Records
•••

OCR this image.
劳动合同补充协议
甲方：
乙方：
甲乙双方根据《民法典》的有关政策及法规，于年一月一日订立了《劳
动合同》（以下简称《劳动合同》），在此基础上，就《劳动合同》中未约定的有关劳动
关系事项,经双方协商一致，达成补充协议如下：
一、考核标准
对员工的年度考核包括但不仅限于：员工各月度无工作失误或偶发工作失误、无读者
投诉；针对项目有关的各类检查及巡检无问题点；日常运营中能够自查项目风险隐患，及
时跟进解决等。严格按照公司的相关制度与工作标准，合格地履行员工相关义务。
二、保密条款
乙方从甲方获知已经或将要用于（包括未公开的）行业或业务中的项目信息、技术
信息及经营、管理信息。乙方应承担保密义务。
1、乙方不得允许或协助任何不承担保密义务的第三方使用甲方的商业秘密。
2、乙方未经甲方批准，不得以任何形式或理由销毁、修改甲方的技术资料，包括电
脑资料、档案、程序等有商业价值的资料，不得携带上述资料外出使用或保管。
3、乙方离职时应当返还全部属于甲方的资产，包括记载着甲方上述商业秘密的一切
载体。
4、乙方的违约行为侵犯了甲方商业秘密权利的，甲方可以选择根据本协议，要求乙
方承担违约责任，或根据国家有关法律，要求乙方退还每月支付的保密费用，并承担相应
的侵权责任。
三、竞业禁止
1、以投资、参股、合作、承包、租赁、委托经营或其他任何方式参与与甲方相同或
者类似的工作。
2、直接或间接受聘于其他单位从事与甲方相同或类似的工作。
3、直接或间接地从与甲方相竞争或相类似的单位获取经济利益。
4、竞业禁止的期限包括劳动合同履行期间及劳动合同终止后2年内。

•••

- Objective
Without leaving anything out, give the entries again exactly.

- Reply to the task
OCR this image.
劳动合同补充协议
甲方：
乙方：
甲乙双方根据《民法典》的有关政策及法规，于年一月一日订立了《劳
动合同》（以下简称《劳动合同》），在此基础上，就《劳动合同》中未约定的有关劳动
关系事项,经双方协商一致，达成补充协议如下：
一、考核标准
对员工的年度考核包括但不仅限于：员工各月度无工作失误或偶发工作失误、无读者
投诉；针对项目有关的各类检查及巡检无问题点；日常运营中能够自查项目风险隐患，及
时跟进解决等。严格按照公司的相关制度与工作标准，合格地履行员工相关义务。
二、保密条款
乙方从甲方获知已经或将要用于（包括未公开的）行业或业务中的项目信息、技术
信息及经营、管理信息。乙方应承担保密义务。
1、乙方不得允许或协助任何不承担保密义务的第三方使用甲方的商业秘密。
2、乙方未经甲方批准，不得以任何形式或理由销毁、修改甲方的技术资料，包括电
脑资料、档案、程序等有商业价值的资料，不得携带上述资料外出使用或保管。
3、乙方离职时应当返还全部属于甲方的资产，包括记载着甲方上述商业秘密的一切
载体。
4、乙方的违约行为侵犯了甲方商业秘密权利的，甲方可以选择根据本协议，要求乙
方承担违约责任，或根据国家有关法律，要求乙方退还每月支付的保密费用，并承担相应
的侵权责任。
三、竞业禁止
1、以投资、参股、合作、承包、租赁、委托经营或其他任何方式参与与甲方相同或
者类似的工作。
2、直接或间接受聘于其他单位从事与甲方相同或类似的工作。
3、直接或间接地从与甲方相竞争或相类似的单位获取经济利益。
4、竞业禁止的期限包括劳动合同履行期间及劳动合同终止后2年内。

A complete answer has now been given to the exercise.